WHAT TO DO
State only how many lines in the entries below contain the string "当你运行一些直播相关软件时".

DATA SHOWN
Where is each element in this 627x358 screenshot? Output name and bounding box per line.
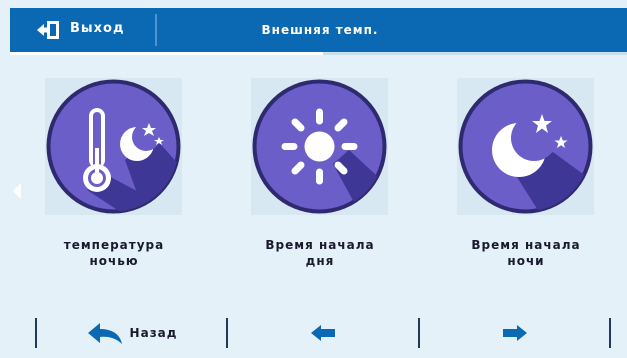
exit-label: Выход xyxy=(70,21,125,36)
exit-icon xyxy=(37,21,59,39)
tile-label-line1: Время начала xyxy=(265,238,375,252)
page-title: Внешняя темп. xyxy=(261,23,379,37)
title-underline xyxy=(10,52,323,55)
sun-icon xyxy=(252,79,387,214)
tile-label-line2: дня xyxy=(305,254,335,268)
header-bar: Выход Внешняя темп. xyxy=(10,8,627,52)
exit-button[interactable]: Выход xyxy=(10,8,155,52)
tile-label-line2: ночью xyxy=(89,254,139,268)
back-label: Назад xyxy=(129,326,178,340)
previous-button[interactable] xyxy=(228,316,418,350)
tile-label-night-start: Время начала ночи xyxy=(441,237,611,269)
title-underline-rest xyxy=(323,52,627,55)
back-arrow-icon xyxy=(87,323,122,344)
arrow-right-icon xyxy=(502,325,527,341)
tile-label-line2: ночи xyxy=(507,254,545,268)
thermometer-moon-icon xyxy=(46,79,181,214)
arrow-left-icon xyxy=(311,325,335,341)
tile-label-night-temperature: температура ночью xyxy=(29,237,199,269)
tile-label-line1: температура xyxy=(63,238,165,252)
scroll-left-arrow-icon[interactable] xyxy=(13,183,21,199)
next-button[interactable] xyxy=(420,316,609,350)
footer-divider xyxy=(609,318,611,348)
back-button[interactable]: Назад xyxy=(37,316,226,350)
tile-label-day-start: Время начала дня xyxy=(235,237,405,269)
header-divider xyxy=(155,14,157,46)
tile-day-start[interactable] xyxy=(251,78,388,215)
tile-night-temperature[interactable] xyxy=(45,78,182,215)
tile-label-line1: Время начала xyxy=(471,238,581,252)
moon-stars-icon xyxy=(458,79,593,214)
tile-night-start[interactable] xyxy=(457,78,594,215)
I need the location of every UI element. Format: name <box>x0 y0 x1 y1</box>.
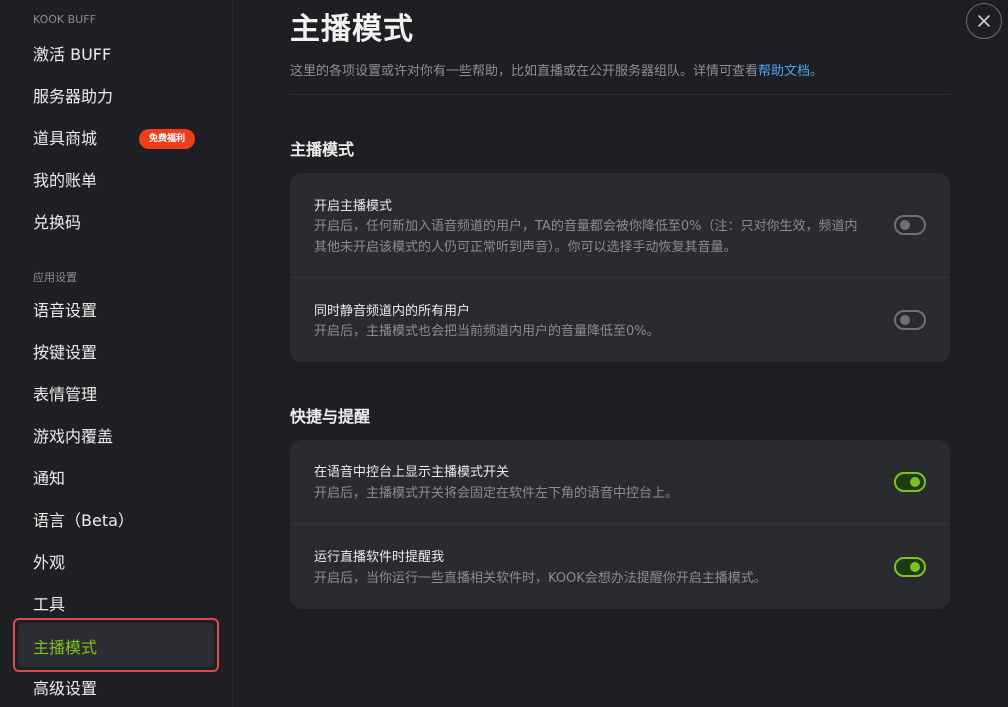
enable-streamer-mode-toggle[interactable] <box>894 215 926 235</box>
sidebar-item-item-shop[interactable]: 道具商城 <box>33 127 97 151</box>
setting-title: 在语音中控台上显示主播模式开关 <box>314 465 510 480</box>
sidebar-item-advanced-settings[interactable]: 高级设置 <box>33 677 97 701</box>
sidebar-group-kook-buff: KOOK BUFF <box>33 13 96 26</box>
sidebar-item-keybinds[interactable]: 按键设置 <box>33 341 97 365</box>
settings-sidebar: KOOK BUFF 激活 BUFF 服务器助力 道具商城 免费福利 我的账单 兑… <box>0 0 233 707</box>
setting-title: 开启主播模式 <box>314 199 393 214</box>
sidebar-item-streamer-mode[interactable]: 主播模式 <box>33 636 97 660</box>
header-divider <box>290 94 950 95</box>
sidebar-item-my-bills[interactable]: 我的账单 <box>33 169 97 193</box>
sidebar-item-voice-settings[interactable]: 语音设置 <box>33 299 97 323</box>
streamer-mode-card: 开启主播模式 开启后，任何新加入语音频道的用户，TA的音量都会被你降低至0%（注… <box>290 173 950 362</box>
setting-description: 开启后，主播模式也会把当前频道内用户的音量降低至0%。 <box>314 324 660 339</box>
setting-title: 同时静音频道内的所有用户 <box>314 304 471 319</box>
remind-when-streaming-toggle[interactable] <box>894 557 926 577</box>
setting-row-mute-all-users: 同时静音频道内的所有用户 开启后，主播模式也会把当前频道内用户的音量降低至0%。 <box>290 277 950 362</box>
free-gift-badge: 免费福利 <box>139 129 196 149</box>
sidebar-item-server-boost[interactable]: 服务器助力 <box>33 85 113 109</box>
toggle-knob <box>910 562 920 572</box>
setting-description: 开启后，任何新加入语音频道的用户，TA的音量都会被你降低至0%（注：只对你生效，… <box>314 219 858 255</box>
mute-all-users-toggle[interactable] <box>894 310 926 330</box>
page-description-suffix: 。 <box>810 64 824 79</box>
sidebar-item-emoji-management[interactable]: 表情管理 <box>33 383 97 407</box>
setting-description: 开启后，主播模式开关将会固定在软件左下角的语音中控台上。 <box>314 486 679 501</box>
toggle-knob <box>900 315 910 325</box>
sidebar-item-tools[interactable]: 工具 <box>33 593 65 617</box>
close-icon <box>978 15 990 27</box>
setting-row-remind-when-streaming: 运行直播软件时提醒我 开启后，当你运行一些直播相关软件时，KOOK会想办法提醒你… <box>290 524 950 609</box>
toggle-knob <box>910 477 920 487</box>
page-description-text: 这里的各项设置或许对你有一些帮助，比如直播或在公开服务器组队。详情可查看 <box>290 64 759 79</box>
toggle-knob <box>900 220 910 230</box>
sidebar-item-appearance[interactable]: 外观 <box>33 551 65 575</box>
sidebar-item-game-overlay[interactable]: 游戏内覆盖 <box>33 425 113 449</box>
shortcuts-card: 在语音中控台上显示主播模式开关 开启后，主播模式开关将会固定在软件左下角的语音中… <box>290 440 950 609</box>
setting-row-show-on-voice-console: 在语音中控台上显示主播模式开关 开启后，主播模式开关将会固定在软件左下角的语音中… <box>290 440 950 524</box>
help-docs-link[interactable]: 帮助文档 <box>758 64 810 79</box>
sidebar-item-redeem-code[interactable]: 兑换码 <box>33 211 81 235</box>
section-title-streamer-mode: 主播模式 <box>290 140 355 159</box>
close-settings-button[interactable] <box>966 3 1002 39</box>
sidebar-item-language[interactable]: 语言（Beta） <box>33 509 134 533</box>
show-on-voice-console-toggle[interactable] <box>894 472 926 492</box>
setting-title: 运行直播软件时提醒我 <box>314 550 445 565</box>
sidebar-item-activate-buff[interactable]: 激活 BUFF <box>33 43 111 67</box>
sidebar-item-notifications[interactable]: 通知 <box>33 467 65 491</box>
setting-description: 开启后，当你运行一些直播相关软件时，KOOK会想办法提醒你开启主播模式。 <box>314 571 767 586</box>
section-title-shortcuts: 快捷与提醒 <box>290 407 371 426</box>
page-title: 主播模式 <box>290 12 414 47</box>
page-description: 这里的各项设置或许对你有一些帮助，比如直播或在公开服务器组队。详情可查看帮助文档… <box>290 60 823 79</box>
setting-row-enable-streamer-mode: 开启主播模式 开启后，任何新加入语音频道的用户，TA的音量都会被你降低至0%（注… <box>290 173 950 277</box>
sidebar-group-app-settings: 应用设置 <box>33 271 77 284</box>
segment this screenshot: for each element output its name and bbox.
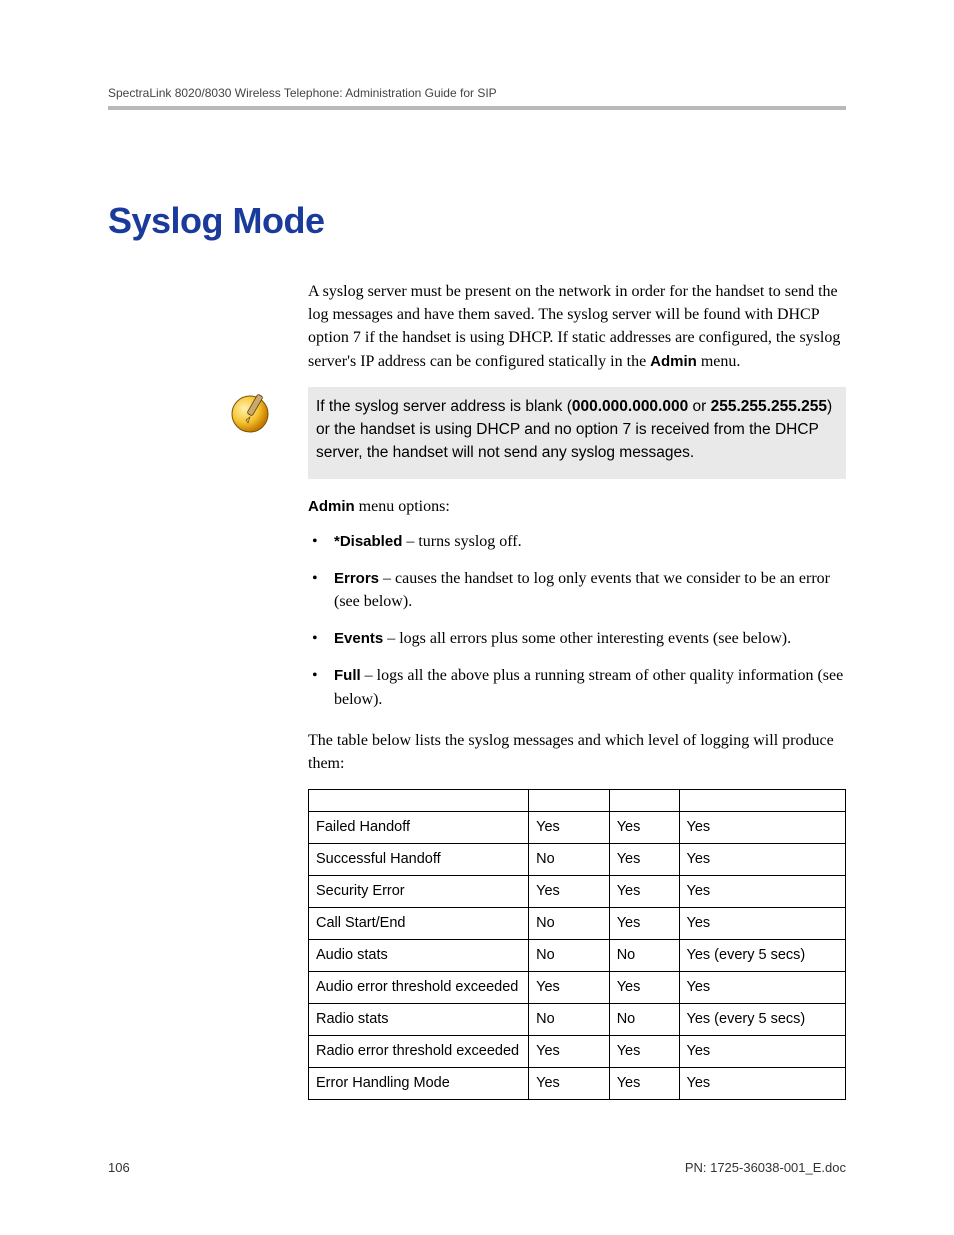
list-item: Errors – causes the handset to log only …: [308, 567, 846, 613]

ANSWER BELOW
2